[What needs to be done]: Exactly reproduce each record listed below.

[Records for this exercise]:
• • •
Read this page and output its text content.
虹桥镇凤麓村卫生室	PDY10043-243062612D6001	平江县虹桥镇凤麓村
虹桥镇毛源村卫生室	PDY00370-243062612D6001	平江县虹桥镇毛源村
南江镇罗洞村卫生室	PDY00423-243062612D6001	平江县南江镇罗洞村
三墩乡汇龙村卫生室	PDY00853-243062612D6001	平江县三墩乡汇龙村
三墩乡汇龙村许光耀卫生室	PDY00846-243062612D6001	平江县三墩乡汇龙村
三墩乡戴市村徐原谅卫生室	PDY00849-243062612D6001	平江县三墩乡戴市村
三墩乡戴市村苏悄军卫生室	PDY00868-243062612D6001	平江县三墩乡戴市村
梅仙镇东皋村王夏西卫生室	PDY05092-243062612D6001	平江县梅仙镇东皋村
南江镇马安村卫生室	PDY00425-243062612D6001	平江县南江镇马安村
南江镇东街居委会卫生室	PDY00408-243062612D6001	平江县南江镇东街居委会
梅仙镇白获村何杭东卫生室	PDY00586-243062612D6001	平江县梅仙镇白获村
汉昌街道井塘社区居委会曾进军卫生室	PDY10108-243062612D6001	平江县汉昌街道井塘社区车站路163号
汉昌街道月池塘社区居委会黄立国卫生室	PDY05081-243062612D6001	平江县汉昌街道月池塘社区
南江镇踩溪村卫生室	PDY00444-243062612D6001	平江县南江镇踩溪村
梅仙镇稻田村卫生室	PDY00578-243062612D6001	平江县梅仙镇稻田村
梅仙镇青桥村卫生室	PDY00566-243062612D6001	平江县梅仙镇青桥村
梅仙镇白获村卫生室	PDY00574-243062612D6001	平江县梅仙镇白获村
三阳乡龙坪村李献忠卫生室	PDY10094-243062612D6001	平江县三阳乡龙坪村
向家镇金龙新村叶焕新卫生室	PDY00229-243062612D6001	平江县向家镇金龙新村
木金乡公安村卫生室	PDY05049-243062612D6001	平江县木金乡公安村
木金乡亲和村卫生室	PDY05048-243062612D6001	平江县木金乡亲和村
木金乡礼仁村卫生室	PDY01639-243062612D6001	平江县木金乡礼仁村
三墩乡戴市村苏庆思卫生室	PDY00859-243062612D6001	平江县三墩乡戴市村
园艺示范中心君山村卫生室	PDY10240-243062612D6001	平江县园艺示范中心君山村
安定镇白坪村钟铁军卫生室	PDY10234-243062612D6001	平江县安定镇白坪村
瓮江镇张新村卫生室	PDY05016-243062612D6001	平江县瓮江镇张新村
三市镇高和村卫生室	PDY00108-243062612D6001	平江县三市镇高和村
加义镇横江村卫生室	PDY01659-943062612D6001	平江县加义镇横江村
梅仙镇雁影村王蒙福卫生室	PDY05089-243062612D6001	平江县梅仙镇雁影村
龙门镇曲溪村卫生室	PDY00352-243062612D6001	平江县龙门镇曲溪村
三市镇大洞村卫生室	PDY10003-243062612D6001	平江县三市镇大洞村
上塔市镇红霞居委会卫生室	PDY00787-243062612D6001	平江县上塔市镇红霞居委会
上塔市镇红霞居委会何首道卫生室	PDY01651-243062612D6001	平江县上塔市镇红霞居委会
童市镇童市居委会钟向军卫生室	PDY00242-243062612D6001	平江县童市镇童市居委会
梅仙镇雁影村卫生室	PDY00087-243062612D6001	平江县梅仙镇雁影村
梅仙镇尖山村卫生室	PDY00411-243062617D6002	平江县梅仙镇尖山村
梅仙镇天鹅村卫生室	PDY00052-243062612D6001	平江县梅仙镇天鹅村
• • •
[The response]:
Read this page and output its text content.
虹桥镇凤麓村卫生室	PDY10043-243062612D6001	平江县虹桥镇凤麓村
虹桥镇毛源村卫生室	PDY00370-243062612D6001	平江县虹桥镇毛源村
南江镇罗洞村卫生室	PDY00423-243062612D6001	平江县南江镇罗洞村
三墩乡汇龙村卫生室	PDY00853-243062612D6001	平江县三墩乡汇龙村
三墩乡汇龙村许光耀卫生室	PDY00846-243062612D6001	平江县三墩乡汇龙村
三墩乡戴市村徐原谅卫生室	PDY00849-243062612D6001	平江县三墩乡戴市村
三墩乡戴市村苏悄军卫生室	PDY00868-243062612D6001	平江县三墩乡戴市村
梅仙镇东皋村王夏西卫生室	PDY05092-243062612D6001	平江县梅仙镇东皋村
南江镇马安村卫生室	PDY00425-243062612D6001	平江县南江镇马安村
南江镇东街居委会卫生室	PDY00408-243062612D6001	平江县南江镇东街居委会
梅仙镇白获村何杭东卫生室	PDY00586-243062612D6001	平江县梅仙镇白获村
汉昌街道井塘社区居委会曾进军卫生室	PDY10108-243062612D6001	平江县汉昌街道井塘社区车站路163号
汉昌街道月池塘社区居委会黄立国卫生室	PDY05081-243062612D6001	平江县汉昌街道月池塘社区
南江镇踩溪村卫生室	PDY00444-243062612D6001	平江县南江镇踩溪村
梅仙镇稻田村卫生室	PDY00578-243062612D6001	平江县梅仙镇稻田村
梅仙镇青桥村卫生室	PDY00566-243062612D6001	平江县梅仙镇青桥村
梅仙镇白获村卫生室	PDY00574-243062612D6001	平江县梅仙镇白获村
三阳乡龙坪村李献忠卫生室	PDY10094-243062612D6001	平江县三阳乡龙坪村
向家镇金龙新村叶焕新卫生室	PDY00229-243062612D6001	平江县向家镇金龙新村
木金乡公安村卫生室	PDY05049-243062612D6001	平江县木金乡公安村
木金乡亲和村卫生室	PDY05048-243062612D6001	平江县木金乡亲和村
木金乡礼仁村卫生室	PDY01639-243062612D6001	平江县木金乡礼仁村
三墩乡戴市村苏庆思卫生室	PDY00859-243062612D6001	平江县三墩乡戴市村
园艺示范中心君山村卫生室	PDY10240-243062612D6001	平江县园艺示范中心君山村
安定镇白坪村钟铁军卫生室	PDY10234-243062612D6001	平江县安定镇白坪村
瓮江镇张新村卫生室	PDY05016-243062612D6001	平江县瓮江镇张新村
三市镇高和村卫生室	PDY00108-243062612D6001	平江县三市镇高和村
加义镇横江村卫生室	PDY01659-943062612D6001	平江县加义镇横江村
梅仙镇雁影村王蒙福卫生室	PDY05089-243062612D6001	平江县梅仙镇雁影村
龙门镇曲溪村卫生室	PDY00352-243062612D6001	平江县龙门镇曲溪村
三市镇大洞村卫生室	PDY10003-243062612D6001	平江县三市镇大洞村
上塔市镇红霞居委会卫生室	PDY00787-243062612D6001	平江县上塔市镇红霞居委会
上塔市镇红霞居委会何首道卫生室	PDY01651-243062612D6001	平江县上塔市镇红霞居委会
童市镇童市居委会钟向军卫生室	PDY00242-243062612D6001	平江县童市镇童市居委会
梅仙镇雁影村卫生室	PDY00087-243062612D6001	平江县梅仙镇雁影村
梅仙镇尖山村卫生室	PDY00411-243062617D6002	平江县梅仙镇尖山村
梅仙镇天鹅村卫生室	PDY00052-243062612D6001	平江县梅仙镇天鹅村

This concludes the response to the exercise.